## [A run of records]
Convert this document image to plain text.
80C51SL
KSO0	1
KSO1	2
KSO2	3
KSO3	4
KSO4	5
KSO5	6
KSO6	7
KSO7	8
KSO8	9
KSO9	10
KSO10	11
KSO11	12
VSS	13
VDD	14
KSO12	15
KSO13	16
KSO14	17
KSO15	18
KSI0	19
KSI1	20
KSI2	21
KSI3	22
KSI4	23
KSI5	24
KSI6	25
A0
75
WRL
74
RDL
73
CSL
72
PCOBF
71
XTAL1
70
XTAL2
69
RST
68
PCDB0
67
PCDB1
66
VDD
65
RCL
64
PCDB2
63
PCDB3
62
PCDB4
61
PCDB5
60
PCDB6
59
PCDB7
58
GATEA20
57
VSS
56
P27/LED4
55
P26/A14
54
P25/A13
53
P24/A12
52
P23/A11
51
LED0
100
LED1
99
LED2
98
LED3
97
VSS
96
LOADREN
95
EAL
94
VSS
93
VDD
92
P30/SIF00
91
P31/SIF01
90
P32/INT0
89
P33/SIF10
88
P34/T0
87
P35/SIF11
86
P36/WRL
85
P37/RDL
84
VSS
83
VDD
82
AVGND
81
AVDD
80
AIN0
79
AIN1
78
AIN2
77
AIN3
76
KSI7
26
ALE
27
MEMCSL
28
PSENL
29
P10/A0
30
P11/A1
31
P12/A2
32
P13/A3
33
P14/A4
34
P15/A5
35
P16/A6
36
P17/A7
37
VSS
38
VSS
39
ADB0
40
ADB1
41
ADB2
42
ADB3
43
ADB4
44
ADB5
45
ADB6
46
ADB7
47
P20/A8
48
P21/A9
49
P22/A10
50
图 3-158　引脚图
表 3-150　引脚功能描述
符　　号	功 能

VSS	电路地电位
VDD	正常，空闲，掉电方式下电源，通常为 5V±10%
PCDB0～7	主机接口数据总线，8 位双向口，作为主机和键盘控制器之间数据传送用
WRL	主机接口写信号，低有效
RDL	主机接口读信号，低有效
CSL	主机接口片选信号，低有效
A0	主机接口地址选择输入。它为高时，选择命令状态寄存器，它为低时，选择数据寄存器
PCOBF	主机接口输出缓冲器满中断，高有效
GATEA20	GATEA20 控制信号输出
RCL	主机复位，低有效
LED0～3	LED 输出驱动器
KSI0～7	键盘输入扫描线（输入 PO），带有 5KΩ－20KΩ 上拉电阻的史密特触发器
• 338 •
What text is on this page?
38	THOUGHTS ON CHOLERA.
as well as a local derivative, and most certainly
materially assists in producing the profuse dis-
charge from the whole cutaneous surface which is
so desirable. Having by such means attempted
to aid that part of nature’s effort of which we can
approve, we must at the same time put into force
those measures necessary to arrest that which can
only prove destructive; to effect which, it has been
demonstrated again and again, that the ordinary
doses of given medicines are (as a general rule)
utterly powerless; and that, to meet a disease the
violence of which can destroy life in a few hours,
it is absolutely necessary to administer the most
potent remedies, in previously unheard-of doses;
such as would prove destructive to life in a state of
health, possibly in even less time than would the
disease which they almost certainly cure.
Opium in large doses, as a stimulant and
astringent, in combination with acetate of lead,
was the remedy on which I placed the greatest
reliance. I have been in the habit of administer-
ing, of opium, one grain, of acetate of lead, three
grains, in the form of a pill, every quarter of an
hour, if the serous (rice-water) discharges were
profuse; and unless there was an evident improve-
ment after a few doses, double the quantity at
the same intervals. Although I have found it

## [What is required]
Respond with the number of lines containing "lead" and no additional words.

## [Exercise solution]
2